Look through the records below, and copy out every line that holds the string "Grilled".

## BEGIN Dataset excerpts

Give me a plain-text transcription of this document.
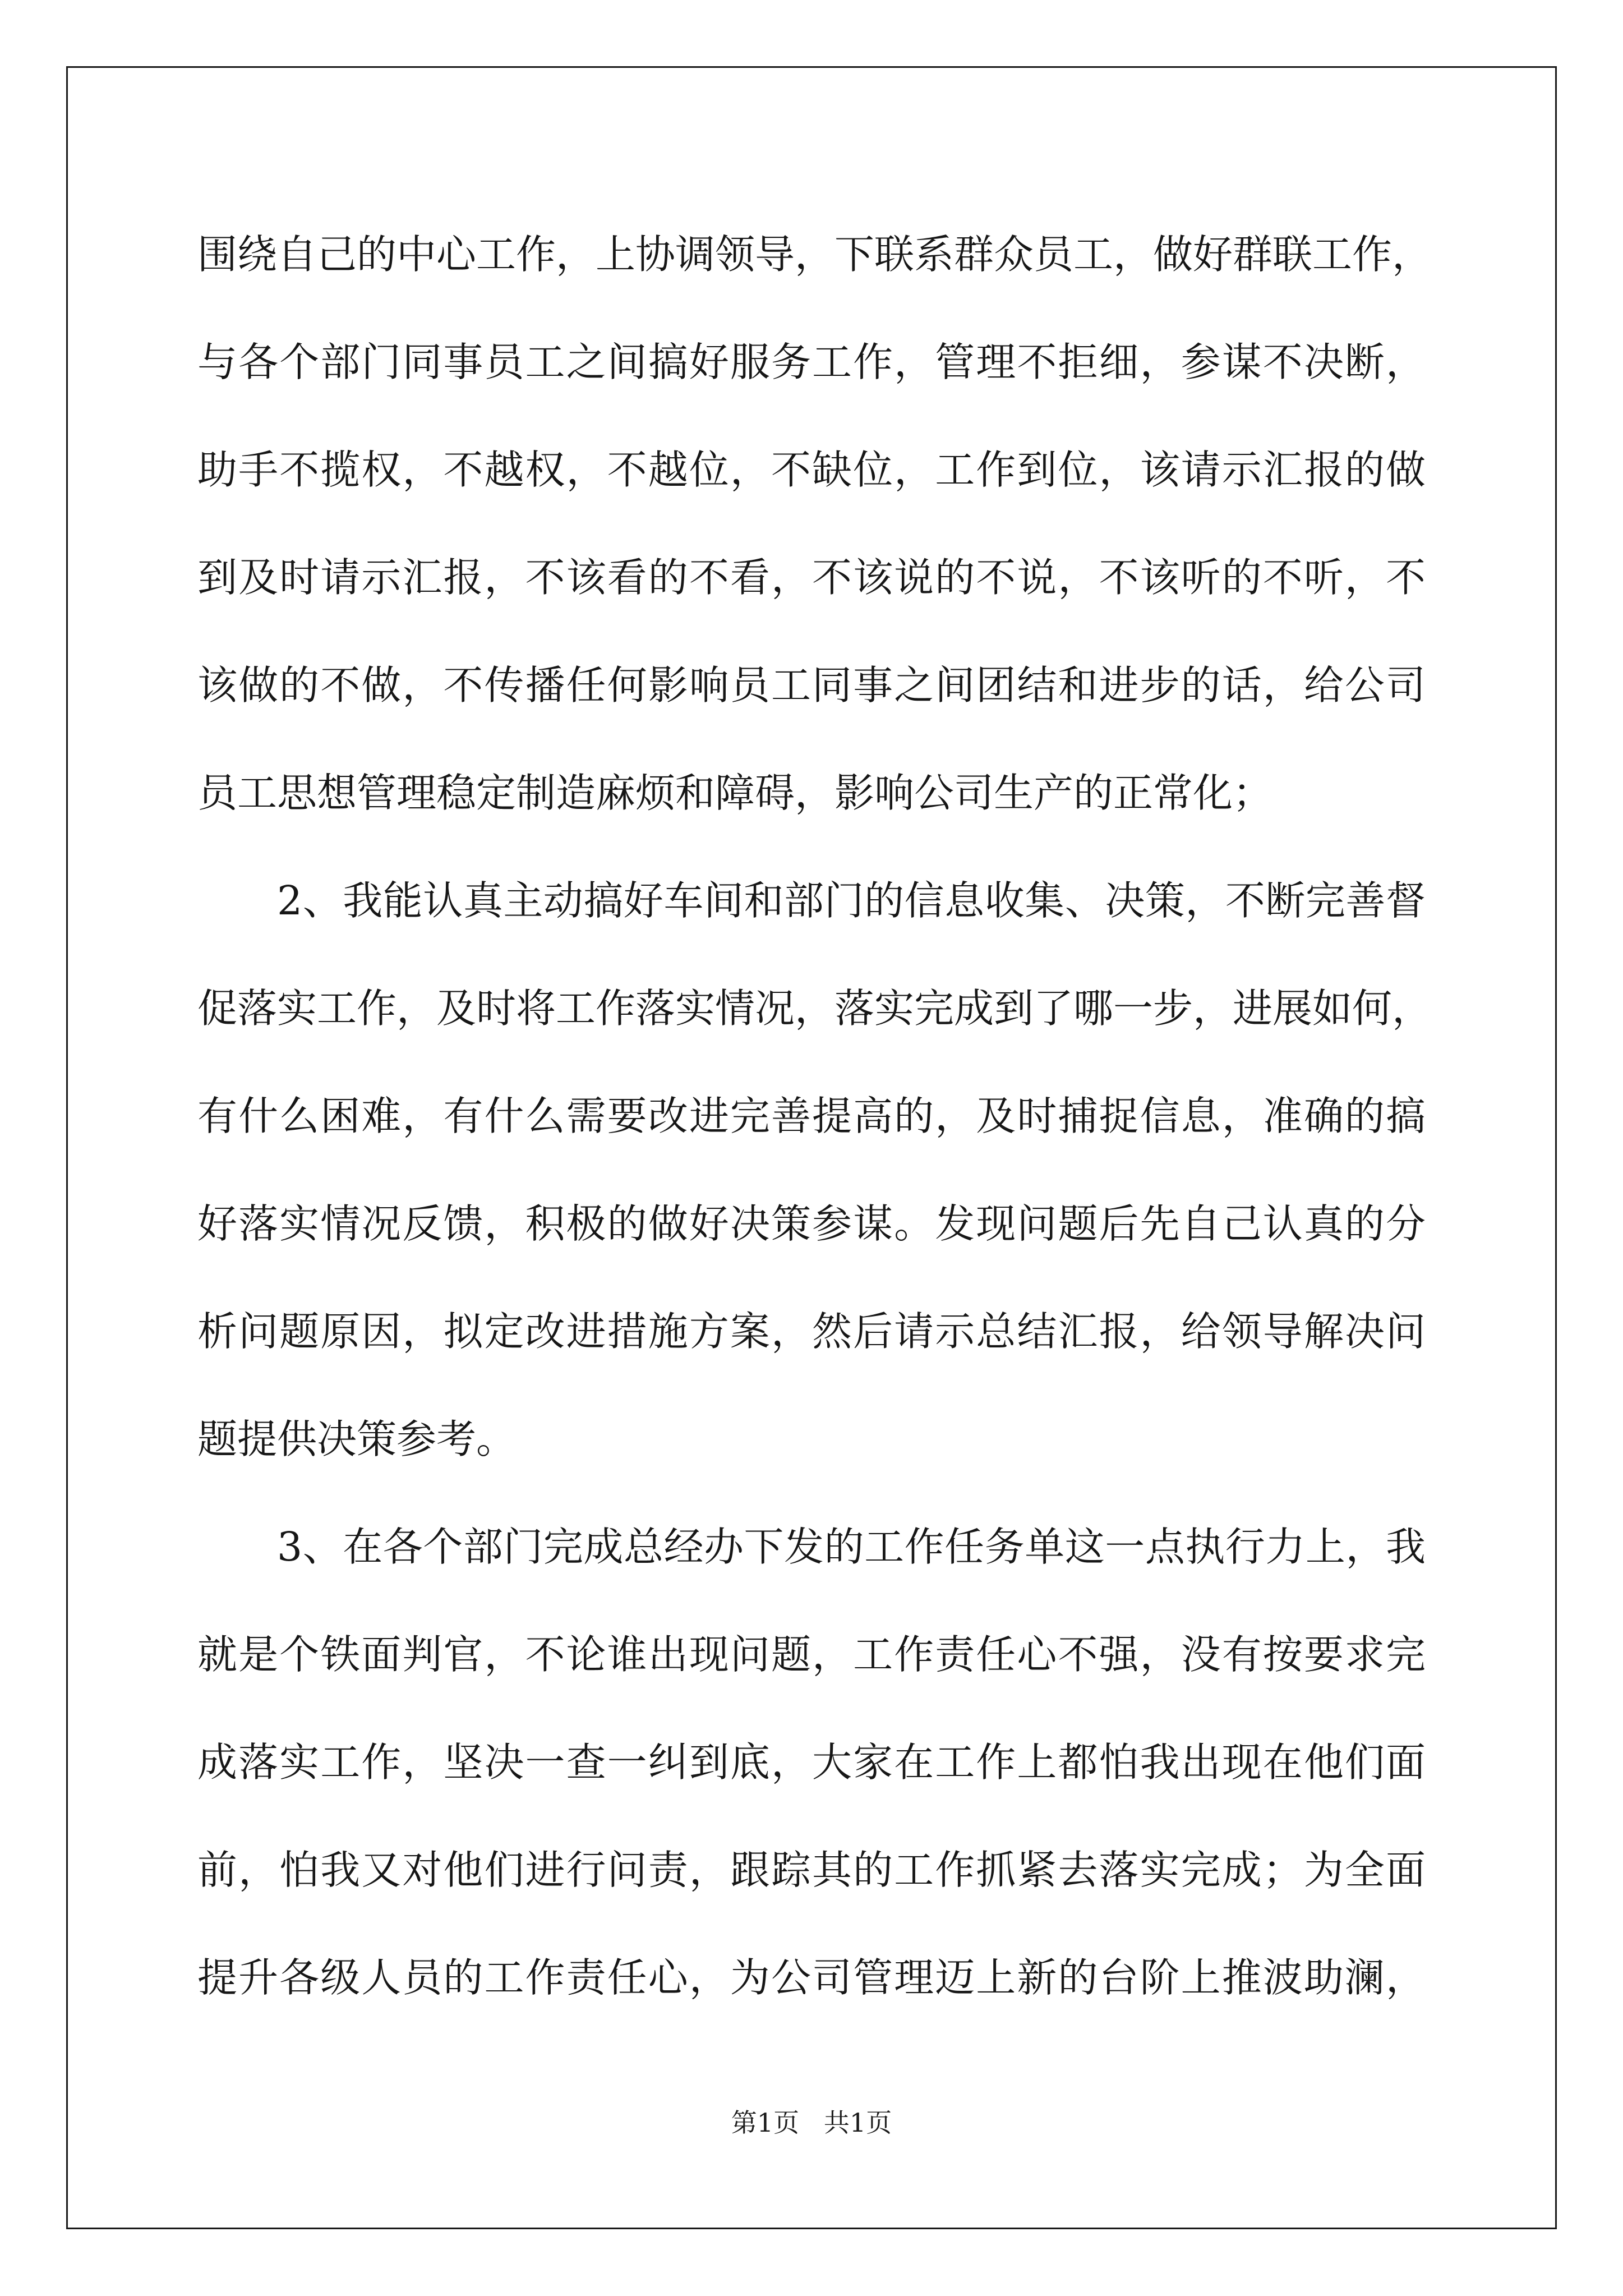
围绕自己的中心工作，上协调领导，下联系群众员工，做好群联工作，
与各个部门同事员工之间搞好服务工作，管理不拒细，参谋不决断，
助手不揽权，不越权，不越位，不缺位，工作到位，该请示汇报的做
到及时请示汇报，不该看的不看，不该说的不说，不该听的不听，不
该做的不做，不传播任何影响员工同事之间团结和进步的话，给公司
员工思想管理稳定制造麻烦和障碍，影响公司生产的正常化；
2、我能认真主动搞好车间和部门的信息收集、决策，不断完善督
促落实工作，及时将工作落实情况，落实完成到了哪一步，进展如何，
有什么困难，有什么需要改进完善提高的，及时捕捉信息，准确的搞
好落实情况反馈，积极的做好决策参谋。发现问题后先自己认真的分
析问题原因，拟定改进措施方案，然后请示总结汇报，给领导解决问
题提供决策参考。
3、在各个部门完成总经办下发的工作任务单这一点执行力上，我
就是个铁面判官，不论谁出现问题，工作责任心不强，没有按要求完
成落实工作，坚决一查一纠到底，大家在工作上都怕我出现在他们面
前，怕我又对他们进行问责，跟踪其的工作抓紧去落实完成；为全面
提升各级人员的工作责任心，为公司管理迈上新的台阶上推波助澜，
第1页   共1页
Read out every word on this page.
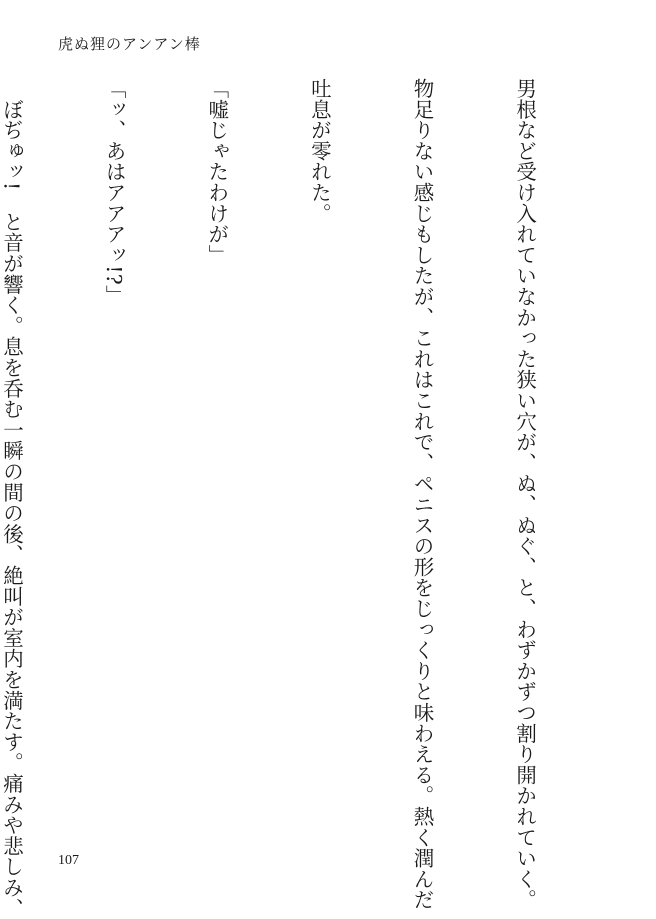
虎ぬ狸のアンアン棒

男根など受け入れていなかった狭い穴が、ぬ、ぬぐ、と、わずかずつ割り開かれていく。

物足りない感じもしたが、これはこれで、ペニスの形をじっくりと味わえる。熱く潤んだ

吐息が零れた。

「嘘じゃたわけが」

「ッ、あはアアアッ!?」

　ぼぢゅッ!　と音が響く。息を呑む一瞬の間の後、絶叫が室内を満たす。痛みや悲しみ、

	107
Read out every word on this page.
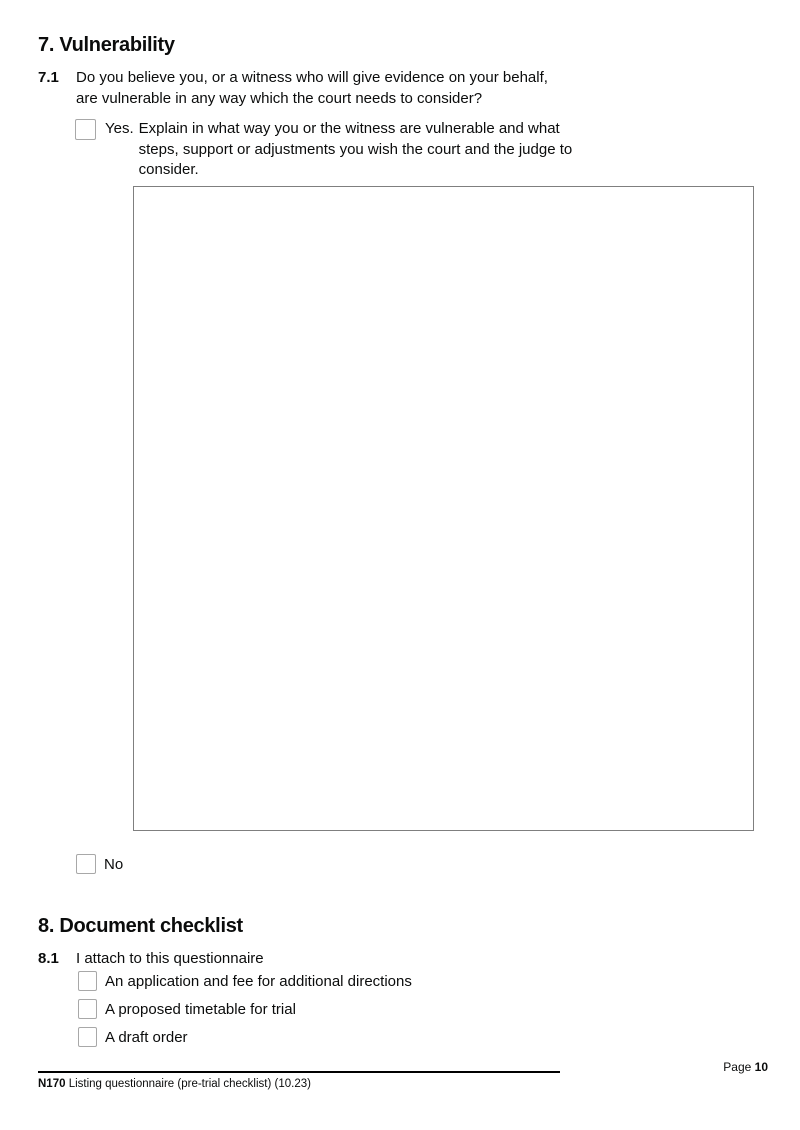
7. Vulnerability
7.1	Do you believe you, or a witness who will give evidence on your behalf, are vulnerable in any way which the court needs to consider?
Yes. Explain in what way you or the witness are vulnerable and what steps, support or adjustments you wish the court and the judge to consider.
No
8. Document checklist
8.1	I attach to this questionnaire
An application and fee for additional directions
A proposed timetable for trial
A draft order
Page 10
N170 Listing questionnaire (pre-trial checklist) (10.23)
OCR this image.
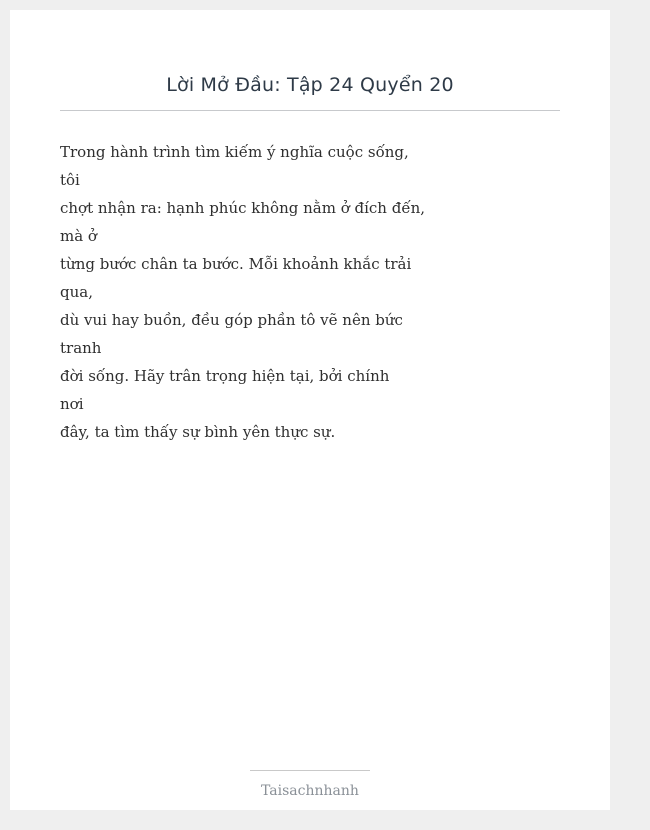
Lời Mở Đầu: Tập 24 Quyển 20
Trong hành trình tìm kiếm ý nghĩa cuộc sống,
tôi
chợt nhận ra: hạnh phúc không nằm ở đích đến,
mà ở
từng bước chân ta bước. Mỗi khoảnh khắc trải
qua,
dù vui hay buồn, đều góp phần tô vẽ nên bức
tranh
đời sống. Hãy trân trọng hiện tại, bởi chính
nơi
đây, ta tìm thấy sự bình yên thực sự.
Taisachnhanh
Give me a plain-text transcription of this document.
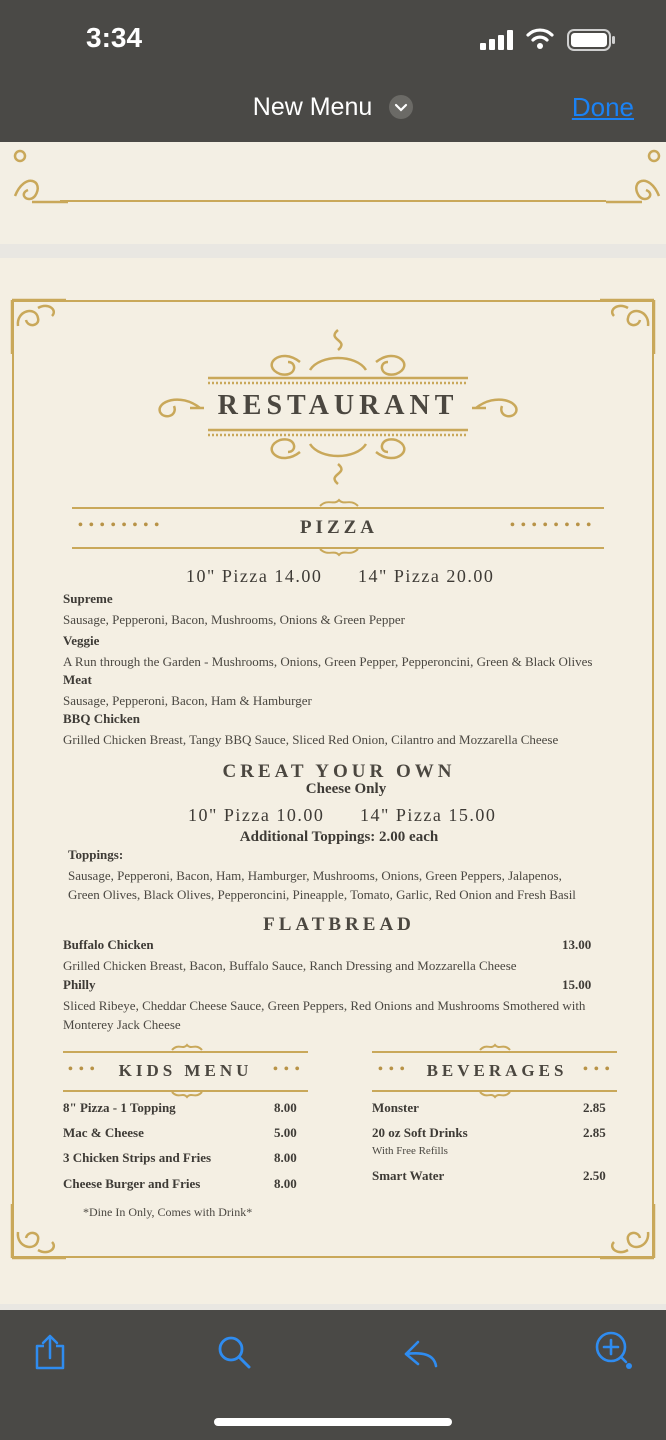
3:34
New Menu	Done
RESTAURANT
••••••••	••••••••
PIZZA
10" Pizza 14.00 14" Pizza 20.00
Supreme
Sausage, Pepperoni, Bacon, Mushrooms, Onions & Green Pepper
Veggie
A Run through the Garden - Mushrooms, Onions, Green Pepper, Pepperoncini, Green & Black Olives
Meat
Sausage, Pepperoni, Bacon, Ham & Hamburger
BBQ Chicken
Grilled Chicken Breast, Tangy BBQ Sauce, Sliced Red Onion, Cilantro and Mozzarella Cheese
CREAT YOUR OWN
Cheese Only
10" Pizza 10.00 14" Pizza 15.00
Additional Toppings: 2.00 each
Toppings:
Sausage, Pepperoni, Bacon, Ham, Hamburger, Mushrooms, Onions, Green Peppers, Jalapenos,
Green Olives, Black Olives, Pepperoncini, Pineapple, Tomato, Garlic, Red Onion and Fresh Basil
FLATBREAD
Buffalo Chicken	13.00
Grilled Chicken Breast, Bacon, Buffalo Sauce, Ranch Dressing and Mozzarella Cheese
Philly	15.00
Sliced Ribeye, Cheddar Cheese Sauce, Green Peppers, Red Onions and Mushrooms Smothered with
Monterey Jack Cheese
•••	•••
KIDS MENU
8" Pizza - 1 Topping	8.00
Mac & Cheese	5.00
3 Chicken Strips and Fries	8.00
Cheese Burger and Fries	8.00
*Dine In Only, Comes with Drink*
•••	•••
BEVERAGES
Monster	2.85
20 oz Soft Drinks	2.85
With Free Refills
Smart Water	2.50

## END Dataset excerpts

** The output **
Grilled Chicken Breast, Tangy BBQ Sauce, Sliced Red Onion, Cilantro and Mozzarella Cheese
Grilled Chicken Breast, Bacon, Buffalo Sauce, Ranch Dressing and Mozzarella Cheese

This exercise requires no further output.